* The request *
Copy the entries below word for word, from the very first line through the line that contains "section-title-text: 请求地址配置 [638,447,855,488]", including that line.

--- start Data excerpts ---

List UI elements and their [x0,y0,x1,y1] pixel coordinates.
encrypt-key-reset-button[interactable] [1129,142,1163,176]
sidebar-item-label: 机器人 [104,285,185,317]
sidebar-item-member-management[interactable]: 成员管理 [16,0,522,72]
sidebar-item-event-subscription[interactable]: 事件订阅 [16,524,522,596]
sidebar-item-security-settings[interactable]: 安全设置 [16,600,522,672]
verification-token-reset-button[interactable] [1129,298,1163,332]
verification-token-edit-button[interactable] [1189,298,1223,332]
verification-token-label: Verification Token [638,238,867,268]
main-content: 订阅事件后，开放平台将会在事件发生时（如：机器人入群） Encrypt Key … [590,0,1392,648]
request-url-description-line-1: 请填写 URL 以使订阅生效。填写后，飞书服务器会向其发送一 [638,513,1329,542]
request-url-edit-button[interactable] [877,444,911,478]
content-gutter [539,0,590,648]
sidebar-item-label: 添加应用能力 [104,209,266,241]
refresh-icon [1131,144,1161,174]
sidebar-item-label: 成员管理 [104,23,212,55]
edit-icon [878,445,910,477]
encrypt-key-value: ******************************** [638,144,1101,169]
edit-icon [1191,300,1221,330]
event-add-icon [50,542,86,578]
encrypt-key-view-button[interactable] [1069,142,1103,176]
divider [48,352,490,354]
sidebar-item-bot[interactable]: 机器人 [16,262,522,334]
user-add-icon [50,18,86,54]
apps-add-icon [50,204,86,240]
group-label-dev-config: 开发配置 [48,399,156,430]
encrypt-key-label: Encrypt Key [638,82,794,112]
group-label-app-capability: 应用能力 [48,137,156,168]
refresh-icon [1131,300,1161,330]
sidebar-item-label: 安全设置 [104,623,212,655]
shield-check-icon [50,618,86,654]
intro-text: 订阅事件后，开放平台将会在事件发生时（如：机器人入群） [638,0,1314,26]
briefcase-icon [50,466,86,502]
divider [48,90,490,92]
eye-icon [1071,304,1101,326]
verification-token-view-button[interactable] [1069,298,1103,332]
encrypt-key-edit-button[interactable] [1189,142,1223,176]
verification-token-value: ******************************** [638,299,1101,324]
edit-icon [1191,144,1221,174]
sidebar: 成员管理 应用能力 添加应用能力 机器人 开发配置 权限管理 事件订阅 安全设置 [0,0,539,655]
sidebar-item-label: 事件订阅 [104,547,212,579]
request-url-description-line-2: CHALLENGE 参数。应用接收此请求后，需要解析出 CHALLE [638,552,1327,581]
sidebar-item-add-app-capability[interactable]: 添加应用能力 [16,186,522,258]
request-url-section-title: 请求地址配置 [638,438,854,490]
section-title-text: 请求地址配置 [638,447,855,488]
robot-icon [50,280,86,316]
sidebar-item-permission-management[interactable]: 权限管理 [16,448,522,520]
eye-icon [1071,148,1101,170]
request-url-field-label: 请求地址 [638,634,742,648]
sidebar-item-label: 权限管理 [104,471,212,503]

--- end Data excerpts ---

* Task output *
List UI elements and their [x0,y0,x1,y1] pixel coordinates.
encrypt-key-reset-button[interactable] [1129,142,1163,176]
sidebar-item-label: 机器人 [104,285,185,317]
sidebar-item-member-management[interactable]: 成员管理 [16,0,522,72]
sidebar-item-event-subscription[interactable]: 事件订阅 [16,524,522,596]
sidebar-item-security-settings[interactable]: 安全设置 [16,600,522,672]
verification-token-reset-button[interactable] [1129,298,1163,332]
verification-token-edit-button[interactable] [1189,298,1223,332]
verification-token-label: Verification Token [638,238,867,268]
main-content: 订阅事件后，开放平台将会在事件发生时（如：机器人入群） Encrypt Key … [590,0,1392,648]
request-url-description-line-1: 请填写 URL 以使订阅生效。填写后，飞书服务器会向其发送一 [638,513,1329,542]
request-url-edit-button[interactable] [877,444,911,478]
content-gutter [539,0,590,648]
sidebar-item-label: 添加应用能力 [104,209,266,241]
refresh-icon [1131,144,1161,174]
sidebar-item-label: 成员管理 [104,23,212,55]
edit-icon [878,445,910,477]
encrypt-key-value: ******************************** [638,144,1101,169]
edit-icon [1191,300,1221,330]
event-add-icon [50,542,86,578]
encrypt-key-view-button[interactable] [1069,142,1103,176]
divider [48,352,490,354]
sidebar-item-bot[interactable]: 机器人 [16,262,522,334]
user-add-icon [50,18,86,54]
apps-add-icon [50,204,86,240]
group-label-dev-config: 开发配置 [48,399,156,430]
encrypt-key-label: Encrypt Key [638,82,794,112]
group-label-app-capability: 应用能力 [48,137,156,168]
refresh-icon [1131,300,1161,330]
sidebar-item-label: 安全设置 [104,623,212,655]
shield-check-icon [50,618,86,654]
intro-text: 订阅事件后，开放平台将会在事件发生时（如：机器人入群） [638,0,1314,26]
briefcase-icon [50,466,86,502]
divider [48,90,490,92]
eye-icon [1071,304,1101,326]
verification-token-view-button[interactable] [1069,298,1103,332]
encrypt-key-edit-button[interactable] [1189,142,1223,176]
verification-token-value: ******************************** [638,299,1101,324]
edit-icon [1191,144,1221,174]
sidebar: 成员管理 应用能力 添加应用能力 机器人 开发配置 权限管理 事件订阅 安全设置 [0,0,539,655]
sidebar-item-label: 事件订阅 [104,547,212,579]
request-url-description-line-2: CHALLENGE 参数。应用接收此请求后，需要解析出 CHALLE [638,552,1327,581]
sidebar-item-add-app-capability[interactable]: 添加应用能力 [16,186,522,258]
request-url-section-title: 请求地址配置 [638,438,854,490]
section-title-text: 请求地址配置 [638,447,855,488]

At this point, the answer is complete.